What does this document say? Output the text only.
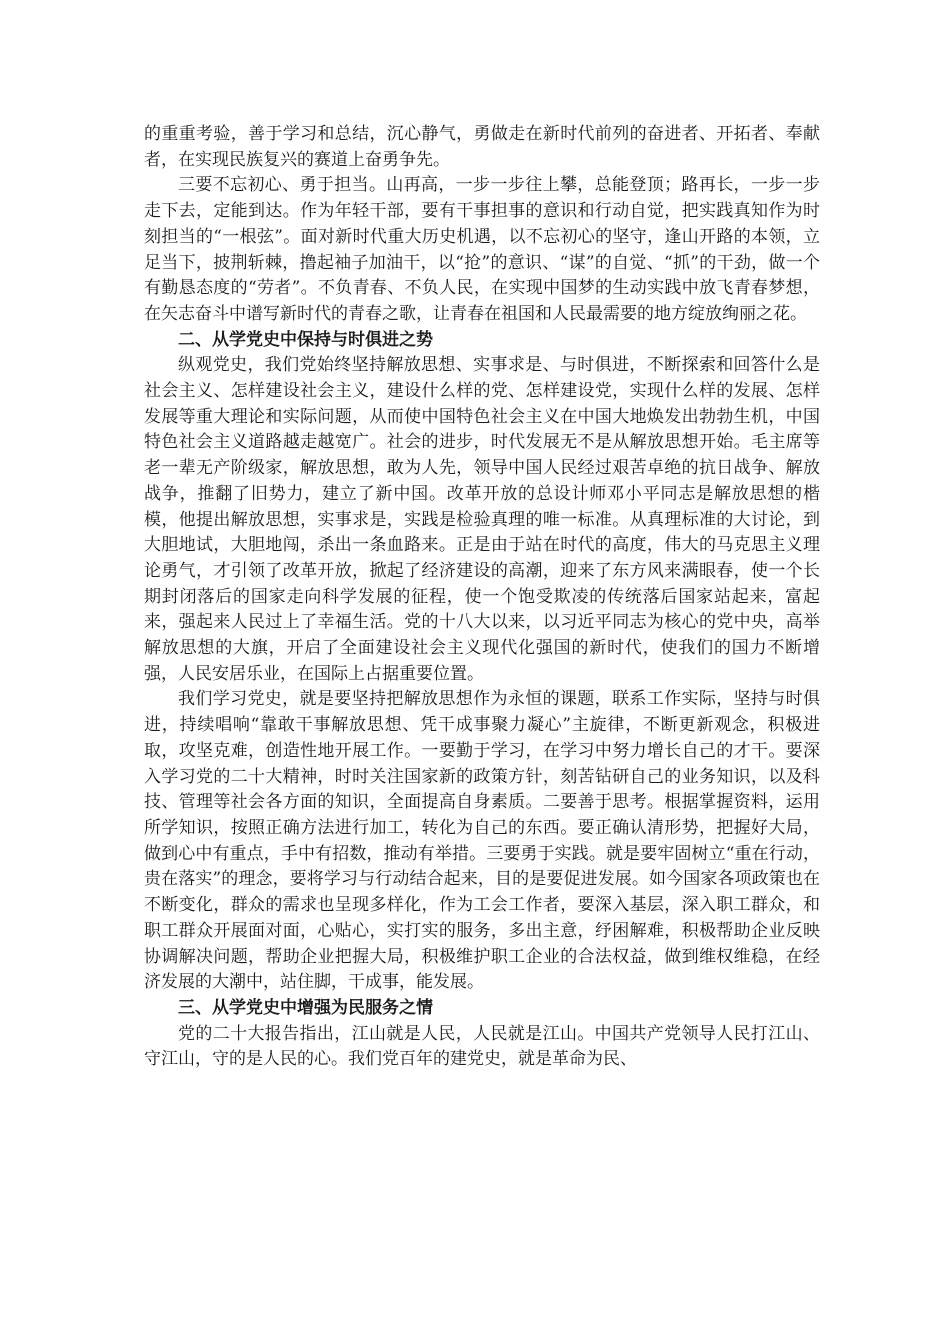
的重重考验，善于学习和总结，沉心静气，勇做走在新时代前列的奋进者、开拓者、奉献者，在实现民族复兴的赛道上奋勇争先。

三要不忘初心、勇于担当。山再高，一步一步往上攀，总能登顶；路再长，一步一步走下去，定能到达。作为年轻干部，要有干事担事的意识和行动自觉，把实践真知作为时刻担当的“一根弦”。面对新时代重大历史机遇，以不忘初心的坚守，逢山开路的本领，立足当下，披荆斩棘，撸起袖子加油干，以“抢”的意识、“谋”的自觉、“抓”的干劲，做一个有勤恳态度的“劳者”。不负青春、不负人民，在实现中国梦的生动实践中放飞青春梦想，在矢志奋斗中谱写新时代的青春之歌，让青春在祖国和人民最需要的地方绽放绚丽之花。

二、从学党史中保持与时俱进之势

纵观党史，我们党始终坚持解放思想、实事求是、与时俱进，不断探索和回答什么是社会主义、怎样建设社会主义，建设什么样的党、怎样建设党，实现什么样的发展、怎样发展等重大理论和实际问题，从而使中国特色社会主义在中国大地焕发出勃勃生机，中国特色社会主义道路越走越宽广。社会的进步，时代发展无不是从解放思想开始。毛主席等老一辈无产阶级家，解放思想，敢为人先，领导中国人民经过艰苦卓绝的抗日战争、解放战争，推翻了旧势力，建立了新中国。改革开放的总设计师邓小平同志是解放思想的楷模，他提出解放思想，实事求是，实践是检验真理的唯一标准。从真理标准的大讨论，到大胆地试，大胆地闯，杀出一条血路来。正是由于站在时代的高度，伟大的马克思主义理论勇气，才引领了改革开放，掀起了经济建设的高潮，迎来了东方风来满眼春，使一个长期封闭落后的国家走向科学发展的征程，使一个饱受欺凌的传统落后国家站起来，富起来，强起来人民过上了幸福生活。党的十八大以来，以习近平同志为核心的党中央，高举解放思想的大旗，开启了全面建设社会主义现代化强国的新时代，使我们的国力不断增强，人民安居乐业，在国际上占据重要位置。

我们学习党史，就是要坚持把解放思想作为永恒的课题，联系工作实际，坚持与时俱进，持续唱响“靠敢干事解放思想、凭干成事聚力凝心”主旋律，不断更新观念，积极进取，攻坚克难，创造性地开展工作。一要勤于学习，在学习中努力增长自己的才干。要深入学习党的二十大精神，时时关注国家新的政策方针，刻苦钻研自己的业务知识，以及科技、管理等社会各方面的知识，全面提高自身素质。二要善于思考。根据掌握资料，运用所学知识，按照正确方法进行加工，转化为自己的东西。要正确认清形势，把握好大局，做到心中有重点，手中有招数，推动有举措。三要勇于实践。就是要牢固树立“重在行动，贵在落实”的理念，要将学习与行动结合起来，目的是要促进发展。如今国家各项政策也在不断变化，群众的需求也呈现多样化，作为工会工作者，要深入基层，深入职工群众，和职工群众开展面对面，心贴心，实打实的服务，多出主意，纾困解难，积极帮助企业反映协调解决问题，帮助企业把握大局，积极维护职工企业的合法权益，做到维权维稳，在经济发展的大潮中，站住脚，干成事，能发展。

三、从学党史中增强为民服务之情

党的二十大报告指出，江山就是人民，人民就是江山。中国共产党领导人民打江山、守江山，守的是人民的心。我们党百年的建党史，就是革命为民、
+---+
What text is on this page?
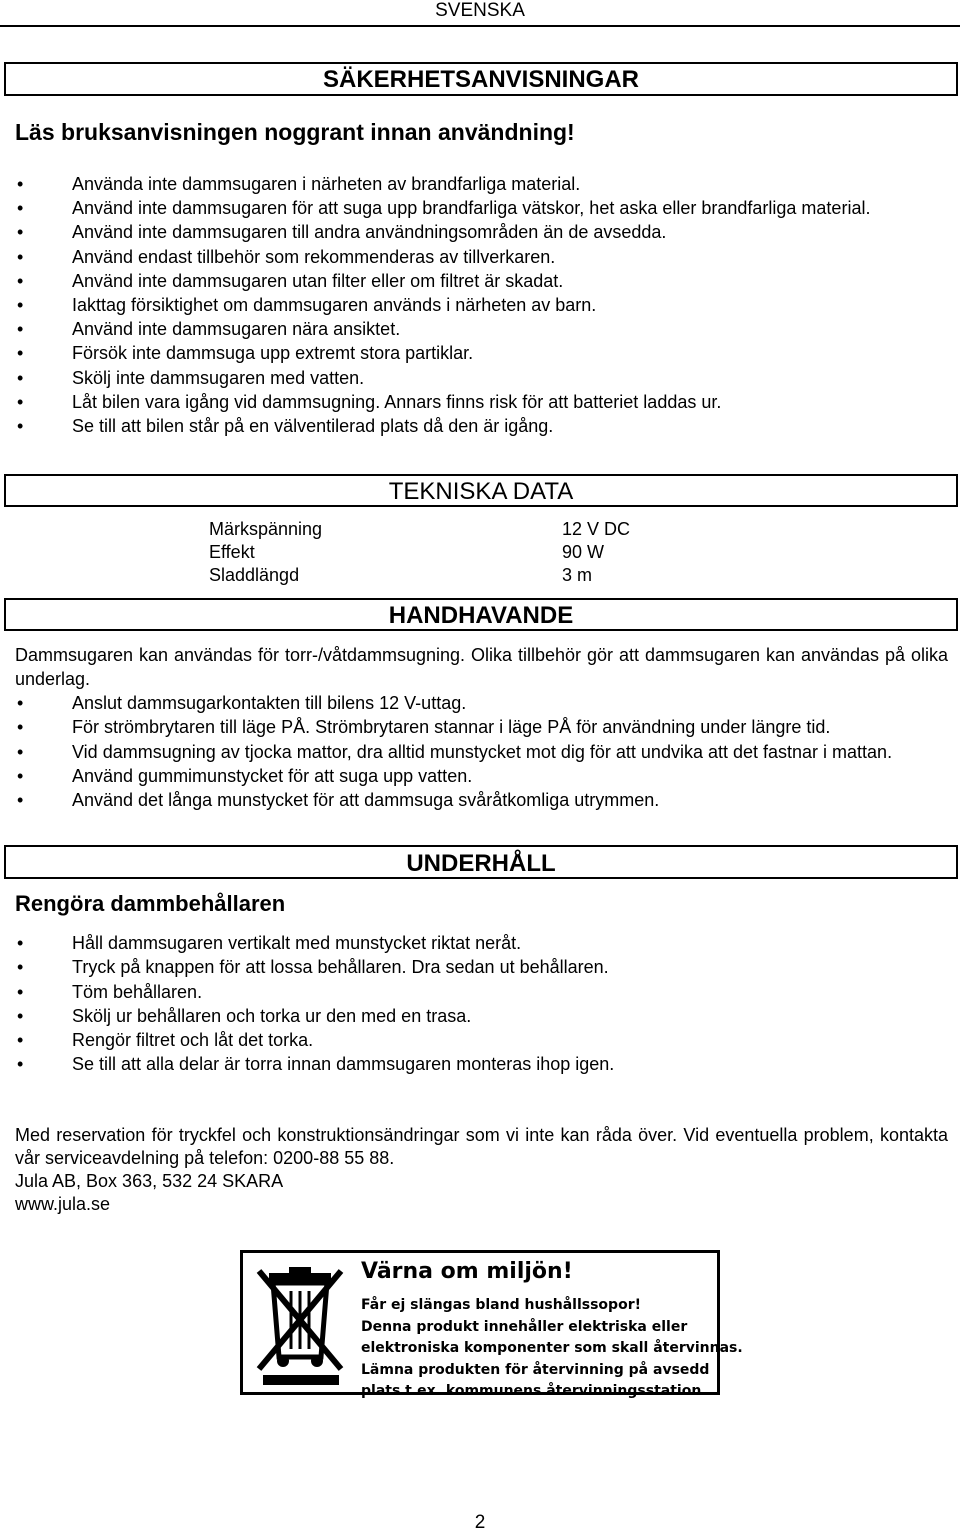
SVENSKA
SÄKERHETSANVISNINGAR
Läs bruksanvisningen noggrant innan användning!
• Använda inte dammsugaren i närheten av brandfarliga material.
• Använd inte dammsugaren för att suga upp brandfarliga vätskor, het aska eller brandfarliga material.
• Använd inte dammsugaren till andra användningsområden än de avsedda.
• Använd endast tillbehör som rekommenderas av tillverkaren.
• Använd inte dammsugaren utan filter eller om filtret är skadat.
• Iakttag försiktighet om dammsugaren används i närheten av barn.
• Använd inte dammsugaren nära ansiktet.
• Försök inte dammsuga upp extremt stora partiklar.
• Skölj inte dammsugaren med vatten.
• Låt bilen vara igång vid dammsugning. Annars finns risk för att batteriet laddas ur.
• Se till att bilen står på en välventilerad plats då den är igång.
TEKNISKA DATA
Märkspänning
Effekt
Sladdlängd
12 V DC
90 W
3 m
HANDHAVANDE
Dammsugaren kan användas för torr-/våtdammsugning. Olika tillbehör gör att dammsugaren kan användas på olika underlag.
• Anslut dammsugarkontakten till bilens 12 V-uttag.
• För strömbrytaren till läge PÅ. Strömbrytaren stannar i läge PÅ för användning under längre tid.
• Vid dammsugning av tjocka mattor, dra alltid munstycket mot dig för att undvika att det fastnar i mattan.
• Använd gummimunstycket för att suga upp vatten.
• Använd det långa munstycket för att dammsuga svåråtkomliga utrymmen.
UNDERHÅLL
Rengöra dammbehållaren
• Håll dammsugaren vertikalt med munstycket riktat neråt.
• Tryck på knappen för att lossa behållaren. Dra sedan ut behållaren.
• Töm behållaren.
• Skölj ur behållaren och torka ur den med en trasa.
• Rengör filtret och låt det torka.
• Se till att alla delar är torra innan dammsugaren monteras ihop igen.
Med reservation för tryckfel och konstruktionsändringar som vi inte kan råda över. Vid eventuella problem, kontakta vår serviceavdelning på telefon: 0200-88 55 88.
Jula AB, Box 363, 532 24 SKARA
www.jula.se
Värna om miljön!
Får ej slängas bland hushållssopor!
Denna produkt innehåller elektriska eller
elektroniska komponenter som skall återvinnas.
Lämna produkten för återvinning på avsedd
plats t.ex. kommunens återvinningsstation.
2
+---+
> TO BE DONE
Which lines hold the string "this"? Copy all of them from the data above.

> IN RESPONSE
What does this document say? Output the text only.
What text is on this page?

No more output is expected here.